* Available data:
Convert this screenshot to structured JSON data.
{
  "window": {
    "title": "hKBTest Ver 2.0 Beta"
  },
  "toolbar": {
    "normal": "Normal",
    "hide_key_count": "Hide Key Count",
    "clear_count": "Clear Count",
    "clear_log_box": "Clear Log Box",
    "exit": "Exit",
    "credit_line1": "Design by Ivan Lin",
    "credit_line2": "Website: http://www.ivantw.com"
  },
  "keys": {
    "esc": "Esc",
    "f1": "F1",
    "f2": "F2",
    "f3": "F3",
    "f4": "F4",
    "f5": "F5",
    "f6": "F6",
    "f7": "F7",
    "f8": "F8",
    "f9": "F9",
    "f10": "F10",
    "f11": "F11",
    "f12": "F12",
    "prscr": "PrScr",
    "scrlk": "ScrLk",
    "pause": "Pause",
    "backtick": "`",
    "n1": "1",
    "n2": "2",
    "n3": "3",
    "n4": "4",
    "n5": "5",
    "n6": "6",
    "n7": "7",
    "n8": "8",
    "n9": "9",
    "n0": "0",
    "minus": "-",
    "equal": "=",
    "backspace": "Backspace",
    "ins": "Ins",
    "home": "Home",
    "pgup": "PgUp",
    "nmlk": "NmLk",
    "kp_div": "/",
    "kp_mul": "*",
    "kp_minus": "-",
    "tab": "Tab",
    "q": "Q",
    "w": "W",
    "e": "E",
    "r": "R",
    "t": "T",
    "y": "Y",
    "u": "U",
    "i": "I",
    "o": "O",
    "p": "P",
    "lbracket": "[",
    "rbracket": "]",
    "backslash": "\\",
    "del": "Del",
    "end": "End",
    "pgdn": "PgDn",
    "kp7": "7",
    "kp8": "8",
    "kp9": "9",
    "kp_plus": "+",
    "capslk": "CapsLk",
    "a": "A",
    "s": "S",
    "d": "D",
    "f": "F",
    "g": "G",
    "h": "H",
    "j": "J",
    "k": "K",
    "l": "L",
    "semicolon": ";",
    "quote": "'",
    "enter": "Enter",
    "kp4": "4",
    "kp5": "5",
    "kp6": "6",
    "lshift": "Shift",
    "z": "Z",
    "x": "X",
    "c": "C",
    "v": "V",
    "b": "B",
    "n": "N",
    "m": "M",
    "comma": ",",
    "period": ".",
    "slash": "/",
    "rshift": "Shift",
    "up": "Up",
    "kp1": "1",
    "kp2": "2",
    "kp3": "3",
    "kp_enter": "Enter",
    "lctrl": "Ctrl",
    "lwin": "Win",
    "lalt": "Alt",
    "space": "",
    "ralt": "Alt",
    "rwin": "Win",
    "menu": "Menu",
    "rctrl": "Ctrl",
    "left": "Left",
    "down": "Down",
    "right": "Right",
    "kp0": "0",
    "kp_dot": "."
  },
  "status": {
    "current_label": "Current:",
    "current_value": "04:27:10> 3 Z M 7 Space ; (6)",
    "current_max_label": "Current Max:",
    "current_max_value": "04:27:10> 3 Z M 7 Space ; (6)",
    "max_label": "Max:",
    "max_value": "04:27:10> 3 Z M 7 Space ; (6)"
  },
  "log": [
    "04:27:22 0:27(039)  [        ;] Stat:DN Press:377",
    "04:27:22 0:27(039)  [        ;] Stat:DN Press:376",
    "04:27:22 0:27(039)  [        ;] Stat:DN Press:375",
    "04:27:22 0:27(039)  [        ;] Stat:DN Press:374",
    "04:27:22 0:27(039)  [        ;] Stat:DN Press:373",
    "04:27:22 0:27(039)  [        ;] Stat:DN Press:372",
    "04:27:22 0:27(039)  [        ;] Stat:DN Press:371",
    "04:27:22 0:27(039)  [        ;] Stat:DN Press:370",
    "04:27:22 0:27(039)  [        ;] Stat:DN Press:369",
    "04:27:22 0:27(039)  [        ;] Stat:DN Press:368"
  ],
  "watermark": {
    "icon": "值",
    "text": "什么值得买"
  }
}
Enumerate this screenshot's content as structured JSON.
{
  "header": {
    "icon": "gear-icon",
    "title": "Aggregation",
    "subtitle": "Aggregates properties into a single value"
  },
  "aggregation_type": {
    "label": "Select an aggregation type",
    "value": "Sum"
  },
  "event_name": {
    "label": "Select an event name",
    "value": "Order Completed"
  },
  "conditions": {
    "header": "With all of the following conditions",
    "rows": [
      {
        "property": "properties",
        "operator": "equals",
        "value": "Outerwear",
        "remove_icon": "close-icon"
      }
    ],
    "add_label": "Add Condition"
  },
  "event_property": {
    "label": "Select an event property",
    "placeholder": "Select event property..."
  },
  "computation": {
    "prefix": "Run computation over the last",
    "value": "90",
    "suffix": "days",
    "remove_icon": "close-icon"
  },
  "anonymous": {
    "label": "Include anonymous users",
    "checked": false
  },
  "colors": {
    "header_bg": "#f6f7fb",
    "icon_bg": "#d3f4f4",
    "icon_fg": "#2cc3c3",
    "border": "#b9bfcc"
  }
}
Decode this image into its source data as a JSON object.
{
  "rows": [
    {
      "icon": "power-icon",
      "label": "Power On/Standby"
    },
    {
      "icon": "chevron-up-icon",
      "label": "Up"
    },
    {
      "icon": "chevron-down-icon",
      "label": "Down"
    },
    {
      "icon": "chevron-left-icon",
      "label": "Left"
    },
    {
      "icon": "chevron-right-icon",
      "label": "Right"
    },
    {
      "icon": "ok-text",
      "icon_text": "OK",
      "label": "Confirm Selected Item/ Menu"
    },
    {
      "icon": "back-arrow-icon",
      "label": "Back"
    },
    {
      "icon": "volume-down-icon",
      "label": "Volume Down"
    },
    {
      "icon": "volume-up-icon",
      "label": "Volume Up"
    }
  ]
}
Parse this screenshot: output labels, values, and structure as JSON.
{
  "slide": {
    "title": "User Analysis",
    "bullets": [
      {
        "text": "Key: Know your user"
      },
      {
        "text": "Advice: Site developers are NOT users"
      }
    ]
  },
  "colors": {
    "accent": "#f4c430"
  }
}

* What the task requires:
Print the records above in full, exactly.

* Answer to this problem:
Convert this screenshot to structured JSON data.
{
  "window": {
    "title": "hKBTest Ver 2.0 Beta"
  },
  "toolbar": {
    "normal": "Normal",
    "hide_key_count": "Hide Key Count",
    "clear_count": "Clear Count",
    "clear_log_box": "Clear Log Box",
    "exit": "Exit",
    "credit_line1": "Design by Ivan Lin",
    "credit_line2": "Website: http://www.ivantw.com"
  },
  "keys": {
    "esc": "Esc",
    "f1": "F1",
    "f2": "F2",
    "f3": "F3",
    "f4": "F4",
    "f5": "F5",
    "f6": "F6",
    "f7": "F7",
    "f8": "F8",
    "f9": "F9",
    "f10": "F10",
    "f11": "F11",
    "f12": "F12",
    "prscr": "PrScr",
    "scrlk": "ScrLk",
    "pause": "Pause",
    "backtick": "`",
    "n1": "1",
    "n2": "2",
    "n3": "3",
    "n4": "4",
    "n5": "5",
    "n6": "6",
    "n7": "7",
    "n8": "8",
    "n9": "9",
    "n0": "0",
    "minus": "-",
    "equal": "=",
    "backspace": "Backspace",
    "ins": "Ins",
    "home": "Home",
    "pgup": "PgUp",
    "nmlk": "NmLk",
    "kp_div": "/",
    "kp_mul": "*",
    "kp_minus": "-",
    "tab": "Tab",
    "q": "Q",
    "w": "W",
    "e": "E",
    "r": "R",
    "t": "T",
    "y": "Y",
    "u": "U",
    "i": "I",
    "o": "O",
    "p": "P",
    "lbracket": "[",
    "rbracket": "]",
    "backslash": "\\",
    "del": "Del",
    "end": "End",
    "pgdn": "PgDn",
    "kp7": "7",
    "kp8": "8",
    "kp9": "9",
    "kp_plus": "+",
    "capslk": "CapsLk",
    "a": "A",
    "s": "S",
    "d": "D",
    "f": "F",
    "g": "G",
    "h": "H",
    "j": "J",
    "k": "K",
    "l": "L",
    "semicolon": ";",
    "quote": "'",
    "enter": "Enter",
    "kp4": "4",
    "kp5": "5",
    "kp6": "6",
    "lshift": "Shift",
    "z": "Z",
    "x": "X",
    "c": "C",
    "v": "V",
    "b": "B",
    "n": "N",
    "m": "M",
    "comma": ",",
    "period": ".",
    "slash": "/",
    "rshift": "Shift",
    "up": "Up",
    "kp1": "1",
    "kp2": "2",
    "kp3": "3",
    "kp_enter": "Enter",
    "lctrl": "Ctrl",
    "lwin": "Win",
    "lalt": "Alt",
    "space": "",
    "ralt": "Alt",
    "rwin": "Win",
    "menu": "Menu",
    "rctrl": "Ctrl",
    "left": "Left",
    "down": "Down",
    "right": "Right",
    "kp0": "0",
    "kp_dot": "."
  },
  "status": {
    "current_label": "Current:",
    "current_value": "04:27:10> 3 Z M 7 Space ; (6)",
    "current_max_label": "Current Max:",
    "current_max_value": "04:27:10> 3 Z M 7 Space ; (6)",
    "max_label": "Max:",
    "max_value": "04:27:10> 3 Z M 7 Space ; (6)"
  },
  "log": [
    "04:27:22 0:27(039)  [        ;] Stat:DN Press:377",
    "04:27:22 0:27(039)  [        ;] Stat:DN Press:376",
    "04:27:22 0:27(039)  [        ;] Stat:DN Press:375",
    "04:27:22 0:27(039)  [        ;] Stat:DN Press:374",
    "04:27:22 0:27(039)  [        ;] Stat:DN Press:373",
    "04:27:22 0:27(039)  [        ;] Stat:DN Press:372",
    "04:27:22 0:27(039)  [        ;] Stat:DN Press:371",
    "04:27:22 0:27(039)  [        ;] Stat:DN Press:370",
    "04:27:22 0:27(039)  [        ;] Stat:DN Press:369",
    "04:27:22 0:27(039)  [        ;] Stat:DN Press:368"
  ],
  "watermark": {
    "icon": "值",
    "text": "什么值得买"
  }
}
Enumerate this screenshot's content as structured JSON.
{
  "header": {
    "icon": "gear-icon",
    "title": "Aggregation",
    "subtitle": "Aggregates properties into a single value"
  },
  "aggregation_type": {
    "label": "Select an aggregation type",
    "value": "Sum"
  },
  "event_name": {
    "label": "Select an event name",
    "value": "Order Completed"
  },
  "conditions": {
    "header": "With all of the following conditions",
    "rows": [
      {
        "property": "properties",
        "operator": "equals",
        "value": "Outerwear",
        "remove_icon": "close-icon"
      }
    ],
    "add_label": "Add Condition"
  },
  "event_property": {
    "label": "Select an event property",
    "placeholder": "Select event property..."
  },
  "computation": {
    "prefix": "Run computation over the last",
    "value": "90",
    "suffix": "days",
    "remove_icon": "close-icon"
  },
  "anonymous": {
    "label": "Include anonymous users",
    "checked": false
  },
  "colors": {
    "header_bg": "#f6f7fb",
    "icon_bg": "#d3f4f4",
    "icon_fg": "#2cc3c3",
    "border": "#b9bfcc"
  }
}
Decode this image into its source data as a JSON object.
{
  "rows": [
    {
      "icon": "power-icon",
      "label": "Power On/Standby"
    },
    {
      "icon": "chevron-up-icon",
      "label": "Up"
    },
    {
      "icon": "chevron-down-icon",
      "label": "Down"
    },
    {
      "icon": "chevron-left-icon",
      "label": "Left"
    },
    {
      "icon": "chevron-right-icon",
      "label": "Right"
    },
    {
      "icon": "ok-text",
      "icon_text": "OK",
      "label": "Confirm Selected Item/ Menu"
    },
    {
      "icon": "back-arrow-icon",
      "label": "Back"
    },
    {
      "icon": "volume-down-icon",
      "label": "Volume Down"
    },
    {
      "icon": "volume-up-icon",
      "label": "Volume Up"
    }
  ]
}
Parse this screenshot: output labels, values, and structure as JSON.
{
  "slide": {
    "title": "User Analysis",
    "bullets": [
      {
        "text": "Key: Know your user"
      },
      {
        "text": "Advice: Site developers are NOT users"
      }
    ]
  },
  "colors": {
    "accent": "#f4c430"
  }
}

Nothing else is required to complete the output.